■ What the exercise asks:
Copy each line where the word "front" occurs.

Excerpt from a dataset

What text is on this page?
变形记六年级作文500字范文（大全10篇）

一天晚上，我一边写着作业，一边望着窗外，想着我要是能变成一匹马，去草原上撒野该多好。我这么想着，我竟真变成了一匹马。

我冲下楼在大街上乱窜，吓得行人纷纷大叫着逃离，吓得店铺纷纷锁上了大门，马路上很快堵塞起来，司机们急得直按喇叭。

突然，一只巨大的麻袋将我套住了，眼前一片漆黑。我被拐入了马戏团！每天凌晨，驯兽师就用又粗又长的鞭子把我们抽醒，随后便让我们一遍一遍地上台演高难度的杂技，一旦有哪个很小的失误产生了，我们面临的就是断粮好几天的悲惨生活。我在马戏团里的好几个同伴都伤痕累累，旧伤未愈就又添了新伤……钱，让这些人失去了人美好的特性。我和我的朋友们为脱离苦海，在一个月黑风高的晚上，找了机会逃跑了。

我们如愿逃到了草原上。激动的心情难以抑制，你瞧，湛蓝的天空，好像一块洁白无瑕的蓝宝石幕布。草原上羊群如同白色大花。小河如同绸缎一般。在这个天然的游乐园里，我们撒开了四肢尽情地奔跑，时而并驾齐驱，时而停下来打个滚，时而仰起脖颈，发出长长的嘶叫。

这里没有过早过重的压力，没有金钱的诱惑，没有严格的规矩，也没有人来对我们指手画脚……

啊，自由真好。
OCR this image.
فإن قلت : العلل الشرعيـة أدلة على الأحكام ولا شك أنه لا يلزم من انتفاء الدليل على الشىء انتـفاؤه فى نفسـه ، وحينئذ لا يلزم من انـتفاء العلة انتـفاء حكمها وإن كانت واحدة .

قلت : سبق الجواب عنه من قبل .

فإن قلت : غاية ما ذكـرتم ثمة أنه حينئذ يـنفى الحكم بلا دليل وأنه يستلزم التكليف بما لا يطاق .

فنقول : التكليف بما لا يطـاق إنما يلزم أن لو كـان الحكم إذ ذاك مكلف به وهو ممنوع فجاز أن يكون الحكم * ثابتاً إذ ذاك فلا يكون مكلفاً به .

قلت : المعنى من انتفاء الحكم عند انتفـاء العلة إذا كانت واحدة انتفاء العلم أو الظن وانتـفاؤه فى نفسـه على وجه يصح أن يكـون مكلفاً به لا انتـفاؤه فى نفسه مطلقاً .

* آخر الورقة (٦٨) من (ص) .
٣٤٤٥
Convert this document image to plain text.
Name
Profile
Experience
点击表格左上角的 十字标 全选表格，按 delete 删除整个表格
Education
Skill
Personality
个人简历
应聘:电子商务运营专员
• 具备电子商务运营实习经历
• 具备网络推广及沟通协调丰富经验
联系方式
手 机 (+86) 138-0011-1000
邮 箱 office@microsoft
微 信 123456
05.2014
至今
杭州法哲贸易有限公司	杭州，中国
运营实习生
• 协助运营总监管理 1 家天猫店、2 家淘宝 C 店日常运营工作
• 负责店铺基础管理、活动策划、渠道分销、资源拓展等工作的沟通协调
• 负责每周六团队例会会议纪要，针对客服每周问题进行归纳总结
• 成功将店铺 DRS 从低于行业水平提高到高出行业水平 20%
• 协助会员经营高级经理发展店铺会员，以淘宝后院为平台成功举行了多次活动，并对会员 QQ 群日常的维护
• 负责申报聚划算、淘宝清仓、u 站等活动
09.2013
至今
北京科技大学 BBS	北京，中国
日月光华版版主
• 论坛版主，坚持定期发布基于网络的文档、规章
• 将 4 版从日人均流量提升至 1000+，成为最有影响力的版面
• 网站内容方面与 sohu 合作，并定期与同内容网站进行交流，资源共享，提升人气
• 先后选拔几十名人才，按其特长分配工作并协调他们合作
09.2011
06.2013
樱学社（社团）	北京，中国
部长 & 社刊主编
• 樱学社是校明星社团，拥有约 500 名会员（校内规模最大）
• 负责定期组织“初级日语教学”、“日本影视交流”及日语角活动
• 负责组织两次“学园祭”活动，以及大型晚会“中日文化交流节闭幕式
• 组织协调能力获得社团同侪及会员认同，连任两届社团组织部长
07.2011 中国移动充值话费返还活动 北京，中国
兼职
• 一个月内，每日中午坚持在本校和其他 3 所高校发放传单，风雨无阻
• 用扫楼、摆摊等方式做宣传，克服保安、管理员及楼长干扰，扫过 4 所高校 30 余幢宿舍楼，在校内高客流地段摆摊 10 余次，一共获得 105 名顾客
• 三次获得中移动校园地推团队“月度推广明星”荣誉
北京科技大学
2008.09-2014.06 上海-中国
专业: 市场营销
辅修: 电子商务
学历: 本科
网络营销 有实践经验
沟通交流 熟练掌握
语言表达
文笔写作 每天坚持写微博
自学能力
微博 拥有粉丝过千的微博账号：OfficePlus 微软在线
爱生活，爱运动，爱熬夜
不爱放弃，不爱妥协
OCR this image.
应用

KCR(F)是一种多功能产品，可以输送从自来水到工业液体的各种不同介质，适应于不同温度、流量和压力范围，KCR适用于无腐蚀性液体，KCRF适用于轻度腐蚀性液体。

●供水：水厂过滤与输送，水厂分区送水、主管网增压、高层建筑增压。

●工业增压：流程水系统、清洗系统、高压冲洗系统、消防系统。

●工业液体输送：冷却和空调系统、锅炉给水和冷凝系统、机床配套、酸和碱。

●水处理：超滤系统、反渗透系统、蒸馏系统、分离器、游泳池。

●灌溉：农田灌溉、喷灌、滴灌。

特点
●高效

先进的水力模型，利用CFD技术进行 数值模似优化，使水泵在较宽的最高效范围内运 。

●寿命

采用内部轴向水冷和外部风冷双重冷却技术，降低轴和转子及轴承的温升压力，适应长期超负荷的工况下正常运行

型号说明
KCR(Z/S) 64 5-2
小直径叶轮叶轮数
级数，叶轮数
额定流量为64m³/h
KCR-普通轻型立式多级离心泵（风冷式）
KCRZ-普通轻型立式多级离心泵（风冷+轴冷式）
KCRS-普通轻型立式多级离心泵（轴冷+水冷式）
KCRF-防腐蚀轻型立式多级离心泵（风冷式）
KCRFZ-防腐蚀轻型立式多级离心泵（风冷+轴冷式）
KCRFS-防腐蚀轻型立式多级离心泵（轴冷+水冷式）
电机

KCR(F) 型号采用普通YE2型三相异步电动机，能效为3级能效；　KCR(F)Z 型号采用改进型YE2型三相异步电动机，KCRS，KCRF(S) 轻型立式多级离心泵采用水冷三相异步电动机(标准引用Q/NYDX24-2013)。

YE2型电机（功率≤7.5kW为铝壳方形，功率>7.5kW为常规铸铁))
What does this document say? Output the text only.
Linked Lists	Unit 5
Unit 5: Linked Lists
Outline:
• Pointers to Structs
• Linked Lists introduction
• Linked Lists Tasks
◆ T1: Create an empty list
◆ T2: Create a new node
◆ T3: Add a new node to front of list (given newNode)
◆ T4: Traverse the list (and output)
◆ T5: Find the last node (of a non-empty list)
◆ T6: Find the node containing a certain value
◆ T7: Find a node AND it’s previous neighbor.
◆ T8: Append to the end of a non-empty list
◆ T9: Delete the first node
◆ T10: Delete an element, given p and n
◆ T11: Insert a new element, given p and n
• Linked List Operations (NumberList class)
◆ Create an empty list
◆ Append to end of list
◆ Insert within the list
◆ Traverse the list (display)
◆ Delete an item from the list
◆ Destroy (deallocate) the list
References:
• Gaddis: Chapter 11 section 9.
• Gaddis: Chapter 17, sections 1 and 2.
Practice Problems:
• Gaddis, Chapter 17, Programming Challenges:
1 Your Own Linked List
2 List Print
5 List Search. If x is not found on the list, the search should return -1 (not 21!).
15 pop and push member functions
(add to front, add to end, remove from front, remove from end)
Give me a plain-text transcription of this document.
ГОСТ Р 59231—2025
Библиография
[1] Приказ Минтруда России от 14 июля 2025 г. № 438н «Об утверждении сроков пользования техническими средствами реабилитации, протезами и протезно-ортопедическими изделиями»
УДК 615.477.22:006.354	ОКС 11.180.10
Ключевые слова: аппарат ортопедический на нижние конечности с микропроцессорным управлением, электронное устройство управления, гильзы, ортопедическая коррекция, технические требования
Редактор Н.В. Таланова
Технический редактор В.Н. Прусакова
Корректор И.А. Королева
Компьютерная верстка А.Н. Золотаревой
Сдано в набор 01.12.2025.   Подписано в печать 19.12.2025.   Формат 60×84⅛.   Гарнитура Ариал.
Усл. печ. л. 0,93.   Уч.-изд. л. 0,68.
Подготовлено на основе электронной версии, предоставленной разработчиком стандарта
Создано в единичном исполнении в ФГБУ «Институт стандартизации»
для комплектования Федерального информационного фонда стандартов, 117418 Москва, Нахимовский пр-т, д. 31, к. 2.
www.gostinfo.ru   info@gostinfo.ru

■ Output below:
◆ T3: Add a new node to front of list (given newNode)
(add to front, add to end, remove from front, remove from end)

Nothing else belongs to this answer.